__What the exercise asks__
Collect from the data below each line with "this".

__Recorded information__
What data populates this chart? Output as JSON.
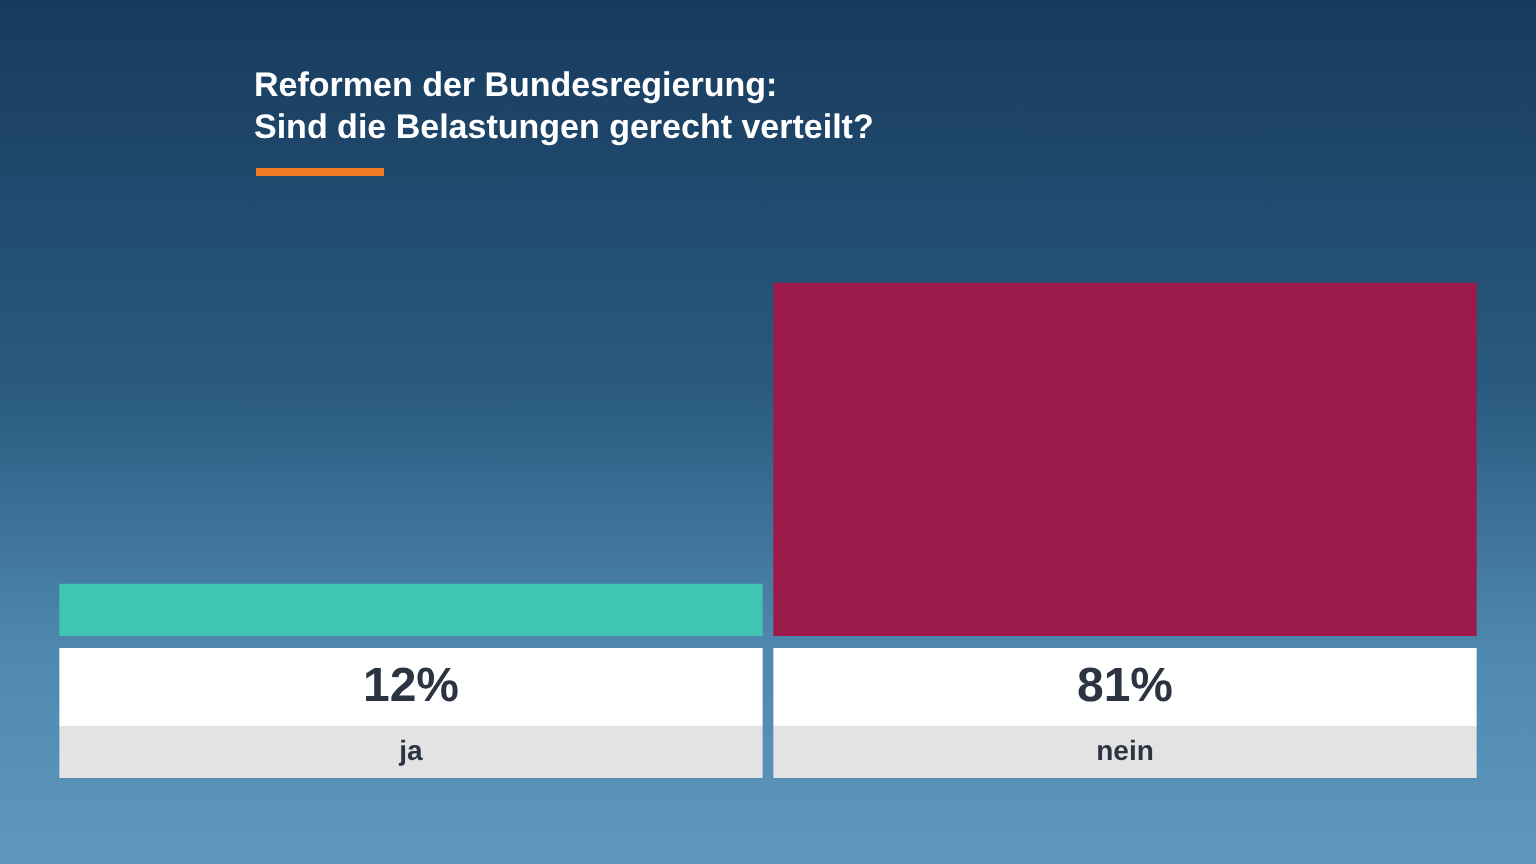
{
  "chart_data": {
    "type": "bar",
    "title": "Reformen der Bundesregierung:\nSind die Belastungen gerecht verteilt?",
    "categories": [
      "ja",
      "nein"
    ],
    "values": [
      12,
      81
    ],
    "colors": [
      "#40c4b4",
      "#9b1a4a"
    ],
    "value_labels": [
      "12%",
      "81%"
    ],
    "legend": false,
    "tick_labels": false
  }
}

==

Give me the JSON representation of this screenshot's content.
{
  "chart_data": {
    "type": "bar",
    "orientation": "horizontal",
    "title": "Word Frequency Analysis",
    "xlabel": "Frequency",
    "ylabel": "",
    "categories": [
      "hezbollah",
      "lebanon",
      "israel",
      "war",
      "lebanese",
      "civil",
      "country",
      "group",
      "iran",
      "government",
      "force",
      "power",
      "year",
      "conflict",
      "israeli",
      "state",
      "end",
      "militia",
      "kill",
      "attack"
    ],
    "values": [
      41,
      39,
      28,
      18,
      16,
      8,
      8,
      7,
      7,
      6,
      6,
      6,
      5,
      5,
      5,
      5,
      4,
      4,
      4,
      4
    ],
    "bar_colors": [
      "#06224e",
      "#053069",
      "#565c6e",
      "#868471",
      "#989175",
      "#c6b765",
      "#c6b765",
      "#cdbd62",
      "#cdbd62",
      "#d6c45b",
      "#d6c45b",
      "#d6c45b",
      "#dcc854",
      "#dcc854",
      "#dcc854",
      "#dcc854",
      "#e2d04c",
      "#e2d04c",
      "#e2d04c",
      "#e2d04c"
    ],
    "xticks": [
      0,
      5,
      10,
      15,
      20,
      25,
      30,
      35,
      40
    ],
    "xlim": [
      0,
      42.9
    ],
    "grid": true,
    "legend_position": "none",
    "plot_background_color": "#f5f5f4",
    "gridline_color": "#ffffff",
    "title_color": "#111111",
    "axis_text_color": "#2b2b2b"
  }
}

==

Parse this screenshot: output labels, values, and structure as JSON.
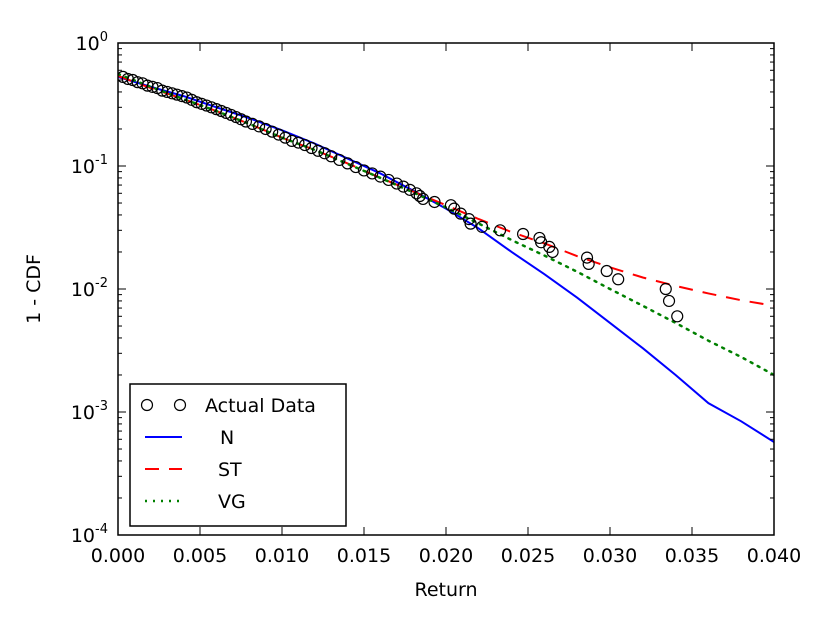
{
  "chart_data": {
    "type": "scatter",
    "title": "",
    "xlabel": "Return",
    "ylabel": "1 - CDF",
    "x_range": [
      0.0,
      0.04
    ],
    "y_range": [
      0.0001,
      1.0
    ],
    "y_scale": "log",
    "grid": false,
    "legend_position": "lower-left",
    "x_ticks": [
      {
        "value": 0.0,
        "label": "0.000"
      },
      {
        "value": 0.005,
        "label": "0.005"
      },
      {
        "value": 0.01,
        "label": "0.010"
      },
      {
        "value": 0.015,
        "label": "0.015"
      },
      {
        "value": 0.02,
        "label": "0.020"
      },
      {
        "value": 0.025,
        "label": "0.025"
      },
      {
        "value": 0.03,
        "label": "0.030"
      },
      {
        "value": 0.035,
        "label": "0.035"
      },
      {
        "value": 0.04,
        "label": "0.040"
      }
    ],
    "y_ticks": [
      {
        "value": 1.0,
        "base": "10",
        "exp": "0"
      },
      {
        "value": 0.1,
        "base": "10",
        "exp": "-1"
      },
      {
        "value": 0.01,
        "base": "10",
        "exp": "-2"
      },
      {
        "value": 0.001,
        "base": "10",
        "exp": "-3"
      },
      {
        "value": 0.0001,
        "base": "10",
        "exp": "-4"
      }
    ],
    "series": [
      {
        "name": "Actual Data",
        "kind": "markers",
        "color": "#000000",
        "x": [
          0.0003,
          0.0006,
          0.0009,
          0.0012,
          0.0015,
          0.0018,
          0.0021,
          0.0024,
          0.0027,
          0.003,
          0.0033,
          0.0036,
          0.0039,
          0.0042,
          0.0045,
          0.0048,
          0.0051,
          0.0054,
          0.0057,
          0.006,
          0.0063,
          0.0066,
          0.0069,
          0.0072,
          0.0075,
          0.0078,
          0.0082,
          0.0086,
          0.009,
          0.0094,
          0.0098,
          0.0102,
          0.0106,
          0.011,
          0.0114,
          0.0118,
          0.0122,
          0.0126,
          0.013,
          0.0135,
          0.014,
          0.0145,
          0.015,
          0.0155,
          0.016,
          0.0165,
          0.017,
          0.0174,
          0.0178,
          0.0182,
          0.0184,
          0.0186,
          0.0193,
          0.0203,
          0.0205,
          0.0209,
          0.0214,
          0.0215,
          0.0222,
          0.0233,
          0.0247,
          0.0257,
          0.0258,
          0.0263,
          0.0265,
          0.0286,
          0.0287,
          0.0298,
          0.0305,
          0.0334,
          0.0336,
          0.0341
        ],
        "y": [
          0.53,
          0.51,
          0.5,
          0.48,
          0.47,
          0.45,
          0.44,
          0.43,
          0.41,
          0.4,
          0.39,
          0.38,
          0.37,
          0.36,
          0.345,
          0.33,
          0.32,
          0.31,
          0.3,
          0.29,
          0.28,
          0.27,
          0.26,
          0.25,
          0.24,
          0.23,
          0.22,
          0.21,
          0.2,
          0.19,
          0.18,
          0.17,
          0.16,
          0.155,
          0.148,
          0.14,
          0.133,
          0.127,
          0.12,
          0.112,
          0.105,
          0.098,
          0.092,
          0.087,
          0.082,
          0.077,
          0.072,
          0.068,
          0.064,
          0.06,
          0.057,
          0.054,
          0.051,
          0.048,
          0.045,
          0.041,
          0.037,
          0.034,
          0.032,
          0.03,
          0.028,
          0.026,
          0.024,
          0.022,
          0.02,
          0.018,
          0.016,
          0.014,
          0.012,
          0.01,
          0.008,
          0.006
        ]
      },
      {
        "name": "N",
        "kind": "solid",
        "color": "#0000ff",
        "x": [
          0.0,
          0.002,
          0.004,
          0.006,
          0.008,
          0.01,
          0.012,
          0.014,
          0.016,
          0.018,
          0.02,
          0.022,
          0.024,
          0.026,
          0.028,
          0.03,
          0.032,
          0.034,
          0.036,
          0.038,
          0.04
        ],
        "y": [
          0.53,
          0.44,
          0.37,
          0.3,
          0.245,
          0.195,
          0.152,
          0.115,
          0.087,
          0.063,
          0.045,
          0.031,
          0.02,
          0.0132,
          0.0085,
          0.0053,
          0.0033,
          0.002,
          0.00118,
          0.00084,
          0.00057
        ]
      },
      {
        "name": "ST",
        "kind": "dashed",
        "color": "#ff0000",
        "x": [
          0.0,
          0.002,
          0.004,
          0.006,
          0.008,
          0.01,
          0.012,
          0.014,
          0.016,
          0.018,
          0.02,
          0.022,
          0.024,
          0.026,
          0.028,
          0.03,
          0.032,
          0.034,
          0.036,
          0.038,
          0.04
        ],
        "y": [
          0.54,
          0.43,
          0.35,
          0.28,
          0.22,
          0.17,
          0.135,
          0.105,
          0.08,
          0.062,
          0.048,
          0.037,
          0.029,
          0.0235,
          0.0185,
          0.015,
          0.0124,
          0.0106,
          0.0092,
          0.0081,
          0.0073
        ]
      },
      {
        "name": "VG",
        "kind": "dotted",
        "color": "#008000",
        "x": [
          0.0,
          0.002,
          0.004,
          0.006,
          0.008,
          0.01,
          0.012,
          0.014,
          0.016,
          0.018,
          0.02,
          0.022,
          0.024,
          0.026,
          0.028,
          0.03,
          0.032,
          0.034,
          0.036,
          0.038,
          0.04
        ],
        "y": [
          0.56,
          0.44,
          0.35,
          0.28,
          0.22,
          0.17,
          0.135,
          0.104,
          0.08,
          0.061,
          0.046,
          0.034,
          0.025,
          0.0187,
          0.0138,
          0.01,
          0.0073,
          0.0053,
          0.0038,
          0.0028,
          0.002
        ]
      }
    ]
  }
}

__Answer to the exercise__
What data populates this chart? Output as JSON.
Give me the JSON representation of this screenshot's content.
Parse this screenshot: output labels, values, and structure as JSON.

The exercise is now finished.